**REQUIRED TASK:** Filter out everything except lines holding "name".

**DATA TO USE:**
-- -- --

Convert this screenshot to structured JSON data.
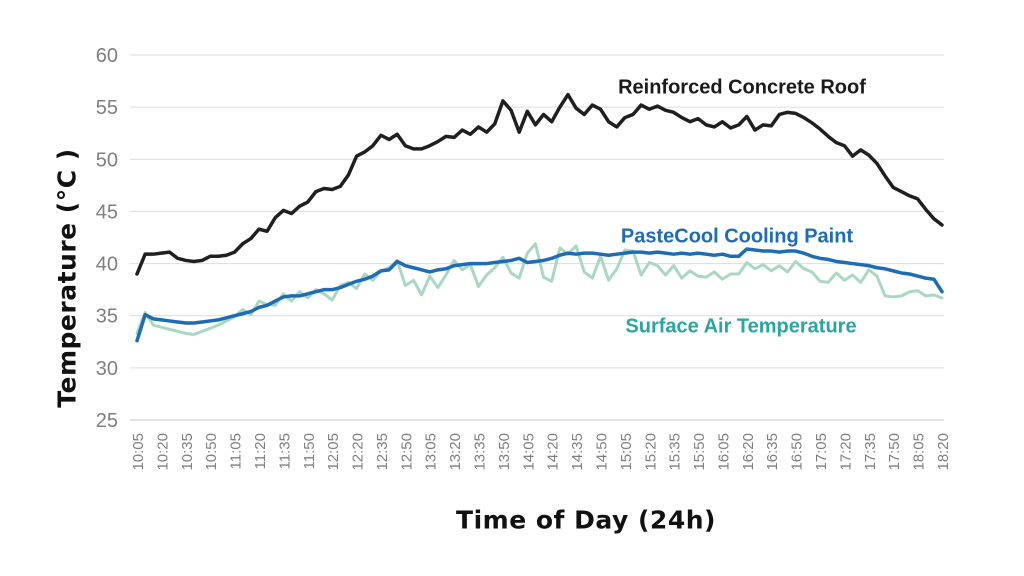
{
  "chart_data": {
    "type": "line",
    "title": "",
    "xlabel": "Time of Day (24h)",
    "ylabel": "Temperature (°C )",
    "ylim": [
      25,
      60
    ],
    "y_ticks": [
      60,
      55,
      50,
      45,
      40,
      35,
      30,
      25
    ],
    "grid": "horizontal",
    "legend_position": "inline-annotations",
    "x_tick_every": 3,
    "x_tick_labels": [
      "10:05",
      "10:20",
      "10:35",
      "10:50",
      "11:05",
      "11:20",
      "11:35",
      "11:50",
      "12:05",
      "12:20",
      "12:35",
      "12:50",
      "13:05",
      "13:20",
      "13:35",
      "13:50",
      "14:05",
      "14:20",
      "14:35",
      "14:50",
      "15:05",
      "15:20",
      "15:35",
      "15:50",
      "16:05",
      "16:20",
      "16:35",
      "16:50",
      "17:05",
      "17:20",
      "17:35",
      "17:50",
      "18:05",
      "18:20"
    ],
    "x": [
      "10:05",
      "10:10",
      "10:15",
      "10:20",
      "10:25",
      "10:30",
      "10:35",
      "10:40",
      "10:45",
      "10:50",
      "10:55",
      "11:00",
      "11:05",
      "11:10",
      "11:15",
      "11:20",
      "11:25",
      "11:30",
      "11:35",
      "11:40",
      "11:45",
      "11:50",
      "11:55",
      "12:00",
      "12:05",
      "12:10",
      "12:15",
      "12:20",
      "12:25",
      "12:30",
      "12:35",
      "12:40",
      "12:45",
      "12:50",
      "12:55",
      "13:00",
      "13:05",
      "13:10",
      "13:15",
      "13:20",
      "13:25",
      "13:30",
      "13:35",
      "13:40",
      "13:45",
      "13:50",
      "13:55",
      "14:00",
      "14:05",
      "14:10",
      "14:15",
      "14:20",
      "14:25",
      "14:30",
      "14:35",
      "14:40",
      "14:45",
      "14:50",
      "14:55",
      "15:00",
      "15:05",
      "15:10",
      "15:15",
      "15:20",
      "15:25",
      "15:30",
      "15:35",
      "15:40",
      "15:45",
      "15:50",
      "15:55",
      "16:00",
      "16:05",
      "16:10",
      "16:15",
      "16:20",
      "16:25",
      "16:30",
      "16:35",
      "16:40",
      "16:45",
      "16:50",
      "16:55",
      "17:00",
      "17:05",
      "17:10",
      "17:15",
      "17:20",
      "17:25",
      "17:30",
      "17:35",
      "17:40",
      "17:45",
      "17:50",
      "17:55",
      "18:00",
      "18:05",
      "18:10",
      "18:15",
      "18:20"
    ],
    "series": [
      {
        "id": "roof",
        "name": "Reinforced Concrete Roof",
        "color": "#1f1f1f",
        "label_color": "#1a1a1a",
        "width": 3.5,
        "values": [
          39.0,
          40.9,
          40.9,
          41.0,
          41.1,
          40.5,
          40.3,
          40.2,
          40.3,
          40.7,
          40.7,
          40.8,
          41.1,
          41.9,
          42.4,
          43.3,
          43.1,
          44.4,
          45.1,
          44.8,
          45.5,
          45.9,
          46.9,
          47.2,
          47.1,
          47.4,
          48.5,
          50.3,
          50.7,
          51.3,
          52.3,
          51.9,
          52.4,
          51.3,
          51.0,
          51.0,
          51.3,
          51.7,
          52.2,
          52.1,
          52.8,
          52.4,
          53.1,
          52.6,
          53.4,
          55.6,
          54.7,
          52.6,
          54.6,
          53.3,
          54.3,
          53.6,
          55.0,
          56.2,
          54.9,
          54.3,
          55.2,
          54.8,
          53.6,
          53.1,
          54.0,
          54.3,
          55.2,
          54.8,
          55.1,
          54.7,
          54.5,
          54.0,
          53.6,
          53.9,
          53.3,
          53.1,
          53.6,
          53.0,
          53.3,
          54.1,
          52.8,
          53.3,
          53.2,
          54.3,
          54.5,
          54.4,
          54.0,
          53.5,
          52.9,
          52.2,
          51.6,
          51.3,
          50.3,
          50.9,
          50.4,
          49.6,
          48.4,
          47.3,
          46.9,
          46.5,
          46.2,
          45.2,
          44.3,
          43.7
        ]
      },
      {
        "id": "paint",
        "name": "PasteCool Cooling Paint",
        "color": "#1e6cb5",
        "label_color": "#1e6cb5",
        "width": 3.5,
        "values": [
          32.6,
          35.1,
          34.7,
          34.6,
          34.5,
          34.4,
          34.3,
          34.3,
          34.4,
          34.5,
          34.6,
          34.8,
          35.0,
          35.2,
          35.4,
          35.8,
          36.0,
          36.4,
          36.8,
          36.9,
          36.9,
          37.1,
          37.3,
          37.5,
          37.5,
          37.7,
          38.0,
          38.3,
          38.5,
          38.8,
          39.3,
          39.4,
          40.2,
          39.8,
          39.6,
          39.4,
          39.2,
          39.4,
          39.5,
          39.8,
          39.9,
          40.0,
          40.0,
          40.0,
          40.1,
          40.2,
          40.3,
          40.5,
          40.1,
          40.2,
          40.3,
          40.5,
          40.8,
          41.0,
          40.9,
          41.0,
          41.0,
          40.9,
          40.8,
          40.9,
          41.0,
          41.1,
          41.1,
          41.0,
          41.1,
          41.0,
          40.9,
          41.0,
          40.9,
          41.0,
          40.9,
          40.8,
          40.9,
          40.7,
          40.7,
          41.4,
          41.3,
          41.2,
          41.2,
          41.1,
          41.2,
          41.2,
          41.0,
          40.7,
          40.5,
          40.4,
          40.2,
          40.1,
          40.0,
          39.9,
          39.8,
          39.6,
          39.5,
          39.3,
          39.1,
          39.0,
          38.8,
          38.6,
          38.5,
          37.3
        ]
      },
      {
        "id": "air",
        "name": "Surface Air Temperature",
        "color": "#a8d8c3",
        "label_color": "#2aa5a2",
        "width": 3,
        "values": [
          33.3,
          35.3,
          34.1,
          33.9,
          33.7,
          33.5,
          33.3,
          33.2,
          33.5,
          33.8,
          34.1,
          34.5,
          34.9,
          35.6,
          35.1,
          36.4,
          36.1,
          36.0,
          37.1,
          36.4,
          37.3,
          36.7,
          37.5,
          37.1,
          36.5,
          37.9,
          38.2,
          37.6,
          39.0,
          38.4,
          39.3,
          39.6,
          40.3,
          37.9,
          38.4,
          37.0,
          38.8,
          37.7,
          38.9,
          40.3,
          39.4,
          39.9,
          37.8,
          38.9,
          39.6,
          40.6,
          39.1,
          38.6,
          41.0,
          41.9,
          38.7,
          38.3,
          41.5,
          40.9,
          41.7,
          39.2,
          38.6,
          40.7,
          38.4,
          39.5,
          41.3,
          41.2,
          38.9,
          40.1,
          39.8,
          38.9,
          39.8,
          38.6,
          39.3,
          38.8,
          38.7,
          39.2,
          38.5,
          39.0,
          39.0,
          40.1,
          39.5,
          39.9,
          39.3,
          39.8,
          39.2,
          40.2,
          39.5,
          39.2,
          38.3,
          38.2,
          39.1,
          38.4,
          38.9,
          38.2,
          39.4,
          38.8,
          36.9,
          36.8,
          36.9,
          37.3,
          37.4,
          36.9,
          37.0,
          36.7
        ]
      }
    ],
    "axis_style": {
      "tick_color": "#7f7f7f",
      "gridline_color": "#dcdcdc",
      "baseline_color": "#c4c4c4",
      "y_tick_font_size": 20,
      "x_tick_font_size": 15
    }
  }
}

-- -- --

**THE REPLY:**
        "name": "Reinforced Concrete Roof",
        "name": "PasteCool Cooling Paint",
        "name": "Surface Air Temperature",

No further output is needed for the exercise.